■ PROVIDED PASSAGE
— BEGIN —

Section 2: Creating Distributions

Section 3: Measures of Location

The most important aspect of studying the distribution of a sample of measurements is locating the position of a central value about which the measurements are distributed. The arithmetic mean (average) of a set of n measurements $ X_1 , X_2 , \ldots , X_n $ is given by the formula

\[ \overline{X} = \frac{1}{n}\, \sum_{i=1}^n X_i = \frac{X_1 + X_2 + \cdots + X_n}{n} . \]

The mean provides a measure of central location for the data. If the data are for a sample (typically the case), the mean is denoted by $ \overline{X} . $ The sample mean is a point estimate of the (typically unknown) population mean for the variable of interest. If the data for the entire population are available, the population mean is computed in the same manner, but denoted either by $ E[X] , $ or by the Greek letter μ.

If the data are organized in the frequency distribution table then we can calculate the mean by the formula

\[ \overline{X} = \frac{1}{k}\, \sum_{i=1}^k n_i X_i , \]

where $ n_1 , n_2 , \ldots , n_k $ are frequencies of variable varieties $ X_1 , X_2 , \ldots , X_k . $

Elementary properties of the arithmetic mean:

the sum of deviations between the values and the mean is equal to zero:
\[ \sum_{i=1}^k \left( X_i - \overline{X} \right) =0 ; \]
if the variable is constant then the mean is equal to this constant:
\[ \frac{1}{k}\, \sum_{i=1}^k c = c; \]
if we add a constant to the values of the variable, then
\[ \frac{1}{k}\, \sum_{i=1}^k \left( X_i + c \right) = c + \overline{X} ; \]
if we multiply the values of the variable by a constant c, then

\[ \frac{1}{k}\, \sum_{i=1}^k c\cdot X_i = c \cdot \overline{X} . \]

The harmonic mean of a set of n measurements $ X_1 , X_2 , \ldots , X_k $ is defined by the formula

\[ \overline{X}_H = \frac{n}{\sum_{i=1}^n X_i^{-1}} . \]

In certain situations, especially many situations involving rates and ratios, the harmonic mean provides the truest average.

— END —

■ SUPPLIED INFORMATION
— BEGIN —

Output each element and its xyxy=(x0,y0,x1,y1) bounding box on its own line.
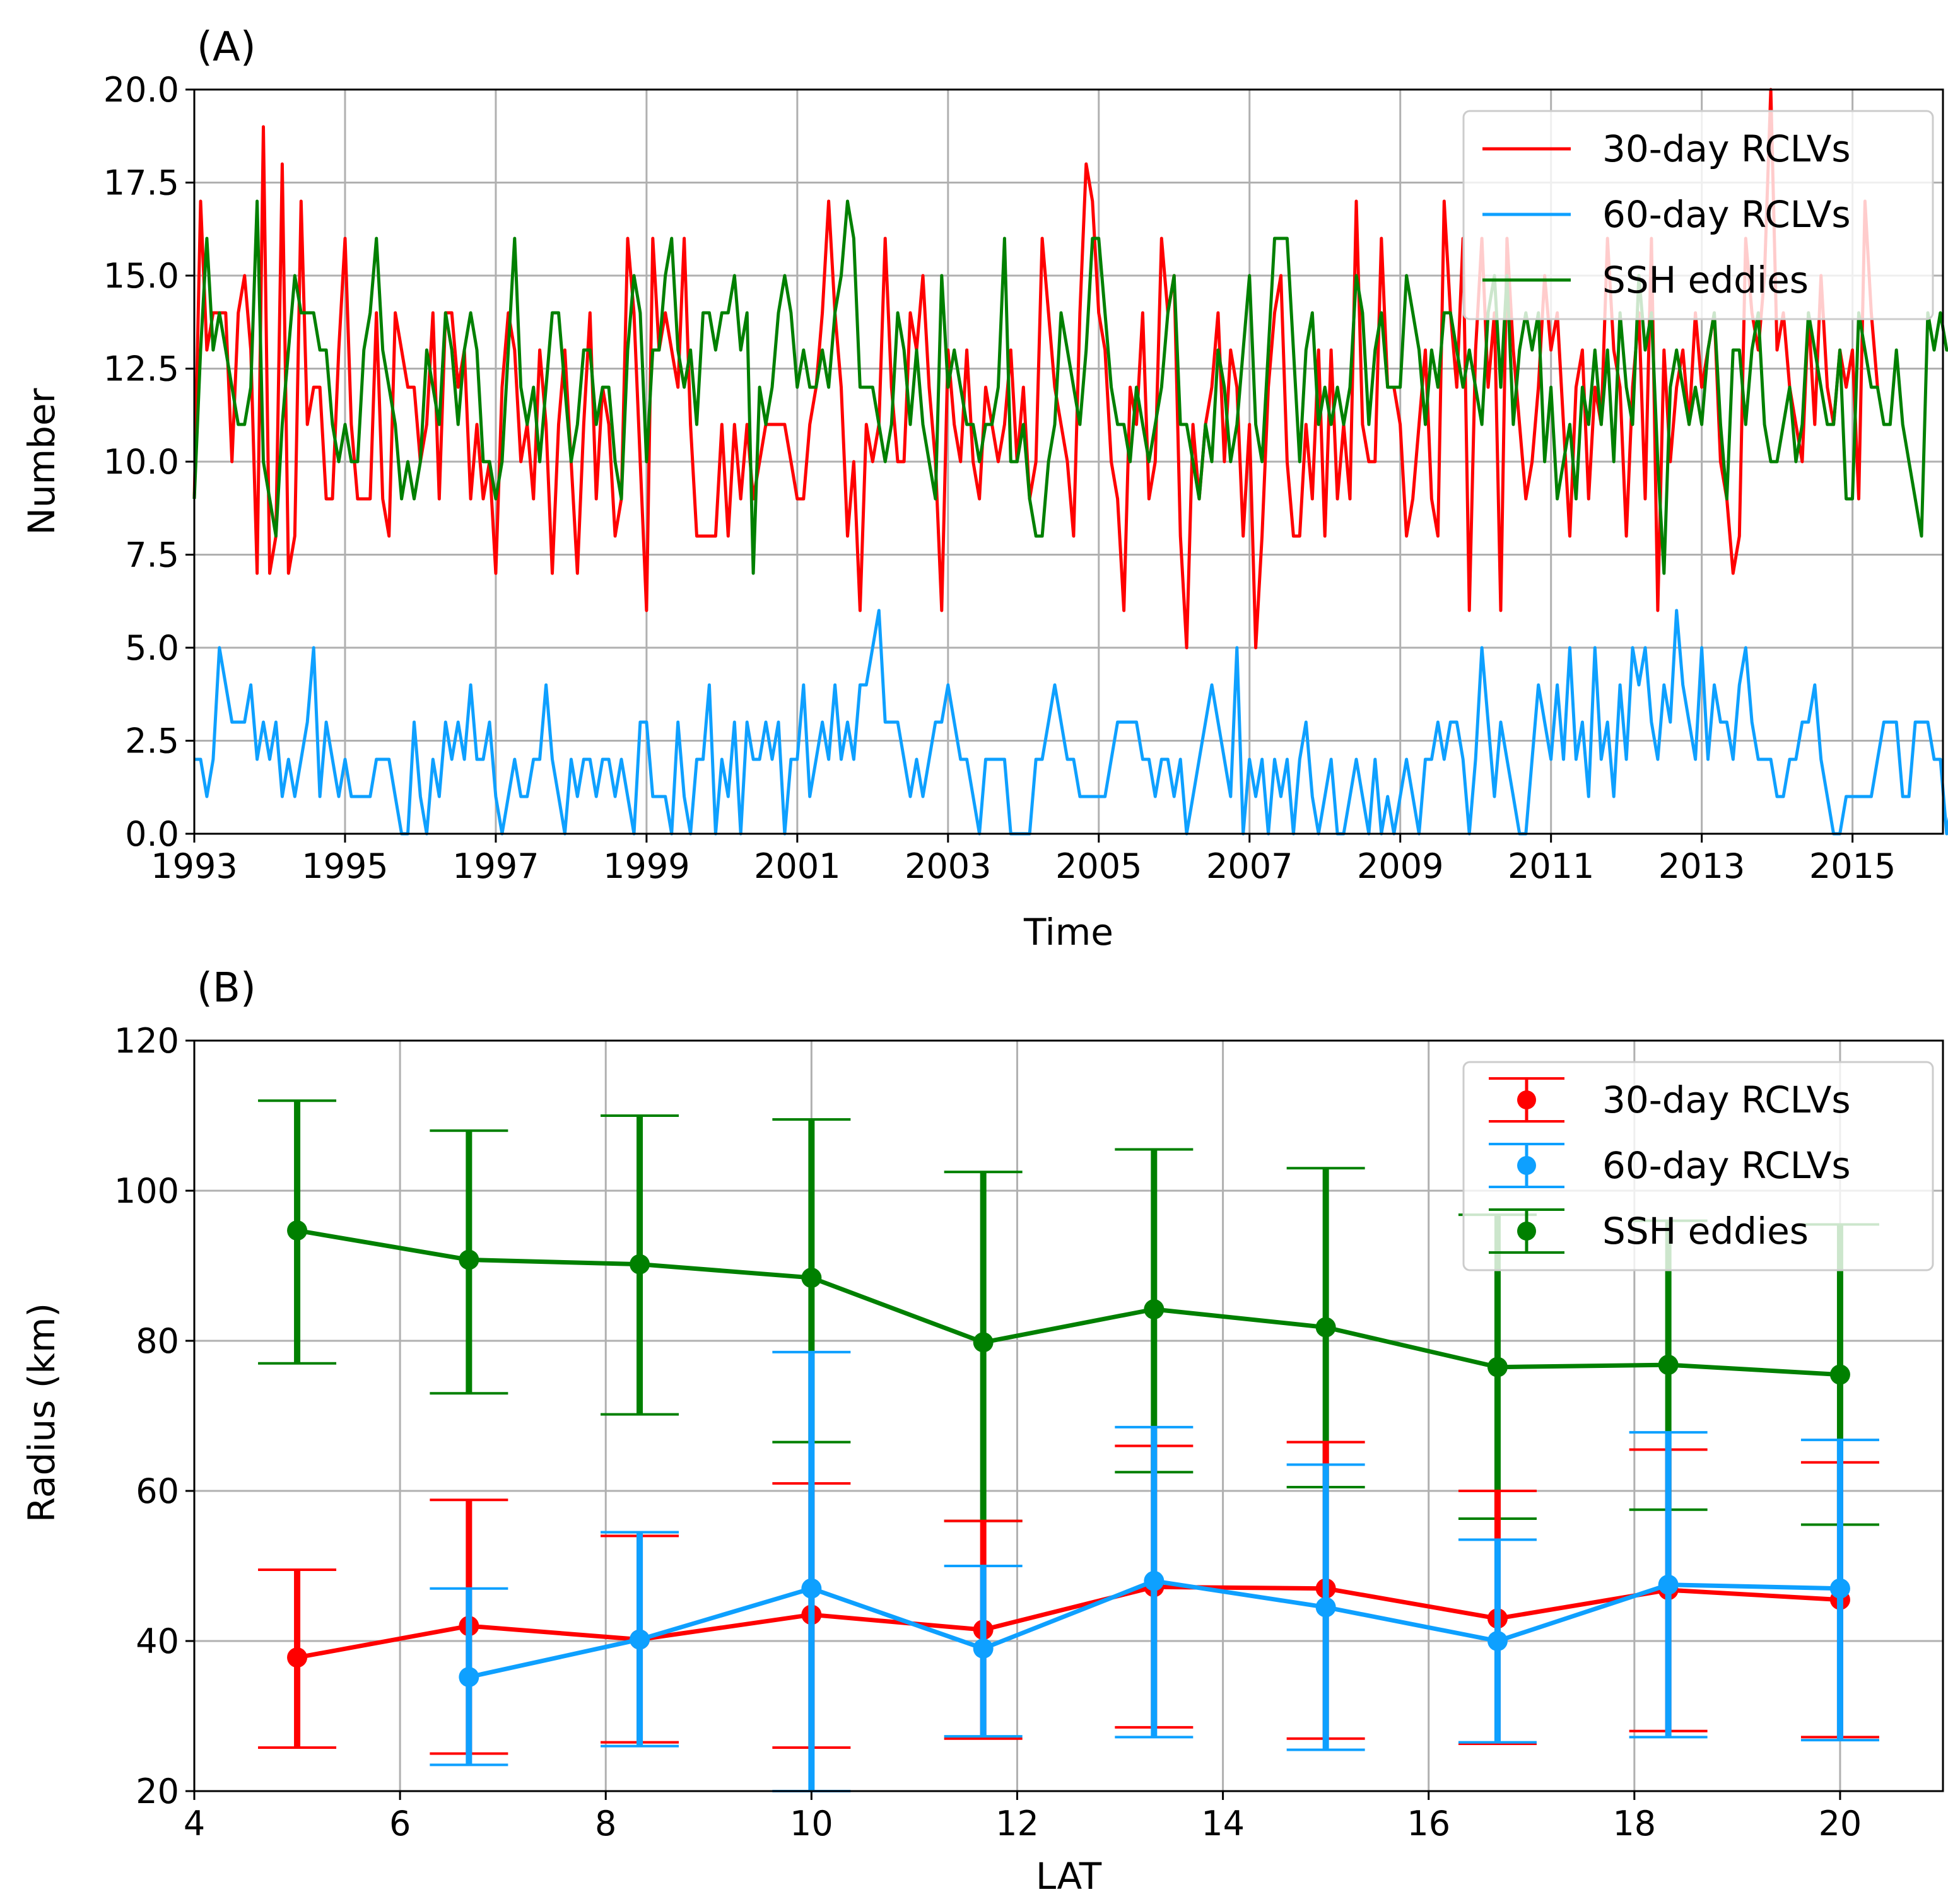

— END —

■ JOBS
- 1) Answer from the passage on measures of location:
(a) What does it call the most important aspect of studying the distribution of a sample of measurements?
(b) By what two notations is the population mean denoted?
(c) In which situations does the harmonic mean provide the truest average?
- 2) For each statement, decide whether it agrees with the passage on measures of location. Give yes or no, and quote the words that settle it.
(a) The sample mean serves as a point estimate of the population mean.
(b) The sum of deviations between the values and the mean equals one.
(c) The population mean is computed differently from the sample mean.
- 3) Extend the passage on measures of location beyond its final sentence.
None of the material is needed here.

■ TASK-BY-TASK OUTPUTS
- 1)
(a) Locating the position of a central value about which the measurements are distributed.
(b) By E[X] or by the Greek letter μ.
(c) In certain situations, especially many situations involving rates and ratios.

- 2)
(a) Yes: "The sample mean is a point estimate of the (typically unknown) population mean for the variable of interest."
(b) No: "the sum of deviations between the values and the mean is equal to zero"
(c) No: "the population mean is computed in the same manner"

- 3)
The geometric mean of a set of n measurements $ X_1 , X_2 , \ldots , X_k $ is defined by the formula

\[ \overline{X}_G = \left( X_1 \cdot X_2 \cdot \cdots \cdot X_n \right)^{1/n} = \sqrt[n]{X_1 \cdot X_2 \cdot \cdots \cdot X_n} . \]

The geometric mean may be more appropriate than the arithmetic mean for describing percentage growth.

Suppose an apple tree yields 50 oranges one year, then 60, 80 and 95 the following years, so the growth is 20 %, 60 % and 90 % for each of the years. Using the arithmetic mean, we can calculate an average growth as 56.66 % (20 % + 60 % + 90 % divided by 3). However, if we start with 50 apples and let it grow with (56+2/3) % for three years, the result is 220 applees, not 95.

Example: Calculate the arithmetic, harmonic and geometric mean of the first 10 Fibonacci numbers, $ F_{n+2} = F_{n+1} + F_n , \quad F_0 =0, \ F_1 =1 . $

The quantile x_p is the value of the variable which fulfils that 100p% of values of ordered sample (or population) are smaller or equal to x_p and 100(1−p) % of values of ordered sample (or population) are larger or equal to x_p.
The quantile is not uniquely defined.

There are three possible methods of calculating quantiles.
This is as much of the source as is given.